Stored data
^^^^

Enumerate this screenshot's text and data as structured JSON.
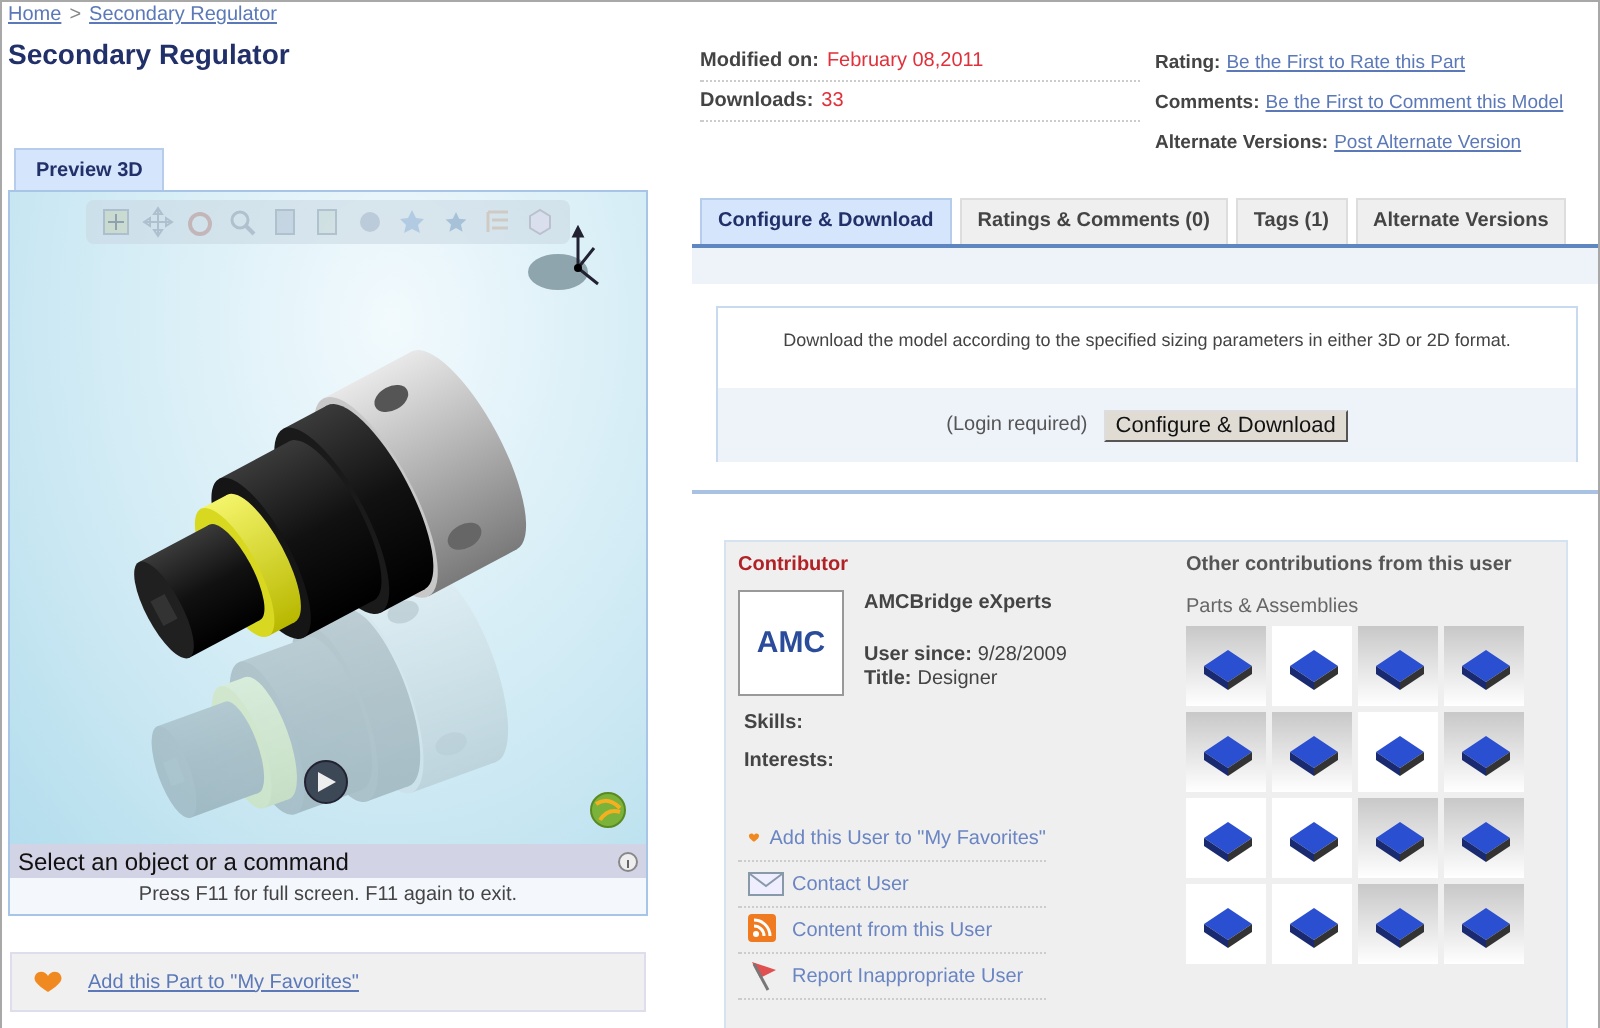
{
  "breadcrumb": {
    "items": [
      {
        "label": "Home"
      },
      {
        "label": "Secondary Regulator"
      }
    ],
    "separator": ">"
  },
  "title": "Secondary Regulator",
  "preview": {
    "tab": {
      "label": "Preview 3D",
      "selected": true
    },
    "status": "Select an object or a command",
    "hint": "Press F11 for full screen. F11 again to exit."
  },
  "favorites_link": "Add this Part to \"My Favorites\"",
  "meta_left": [
    {
      "label": "Modified on:",
      "value": "February 08,2011",
      "kind": "highlight"
    },
    {
      "label": "Downloads:",
      "value": "33",
      "kind": "highlight"
    }
  ],
  "meta_right": [
    {
      "label": "Rating:",
      "value": "Be the First to Rate this Part",
      "kind": "link"
    },
    {
      "label": "Comments:",
      "value": "Be the First to Comment this Model",
      "kind": "link"
    },
    {
      "label": "Alternate Versions:",
      "value": "Post Alternate Version",
      "kind": "link"
    }
  ],
  "tabs": [
    {
      "label": "Configure & Download",
      "selected": true
    },
    {
      "label": "Ratings & Comments (0)",
      "selected": false
    },
    {
      "label": "Tags (1)",
      "selected": false
    },
    {
      "label": "Alternate Versions",
      "selected": false
    }
  ],
  "configure": {
    "description": "Download the model according to the specified sizing parameters in either 3D or 2D format.",
    "note": "(Login required)",
    "button": "Configure & Download"
  },
  "contributor": {
    "heading": "Contributor",
    "logo_text": "AMC",
    "name": "AMCBridge eXperts",
    "fields": [
      {
        "label": "User since:",
        "value": "9/28/2009"
      },
      {
        "label": "Title:",
        "value": "Designer"
      }
    ],
    "extra_fields": [
      {
        "label": "Skills:"
      },
      {
        "label": "Interests:"
      }
    ],
    "links": [
      {
        "label": "Add this User to \"My Favorites\"",
        "kind": "favorite"
      },
      {
        "label": "Contact User",
        "kind": "contact"
      },
      {
        "label": "Content from this User",
        "kind": "rss"
      },
      {
        "label": "Report Inappropriate User",
        "kind": "report"
      }
    ]
  },
  "other": {
    "heading": "Other contributions from this user",
    "subheading": "Parts & Assemblies",
    "thumbnails": [
      {
        "kind": "shaded"
      },
      {
        "kind": "white"
      },
      {
        "kind": "shaded"
      },
      {
        "kind": "shaded"
      },
      {
        "kind": "shaded"
      },
      {
        "kind": "shaded"
      },
      {
        "kind": "white"
      },
      {
        "kind": "shaded"
      },
      {
        "kind": "white"
      },
      {
        "kind": "white"
      },
      {
        "kind": "shaded"
      },
      {
        "kind": "shaded"
      },
      {
        "kind": "white"
      },
      {
        "kind": "white"
      },
      {
        "kind": "shaded"
      },
      {
        "kind": "shaded"
      }
    ]
  }
}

^^^^

● **Task description**:
From the entries, report each line that includes the word "Secondary".

● **The response**:
        "label": "Secondary Regulator"
  "title": "Secondary Regulator",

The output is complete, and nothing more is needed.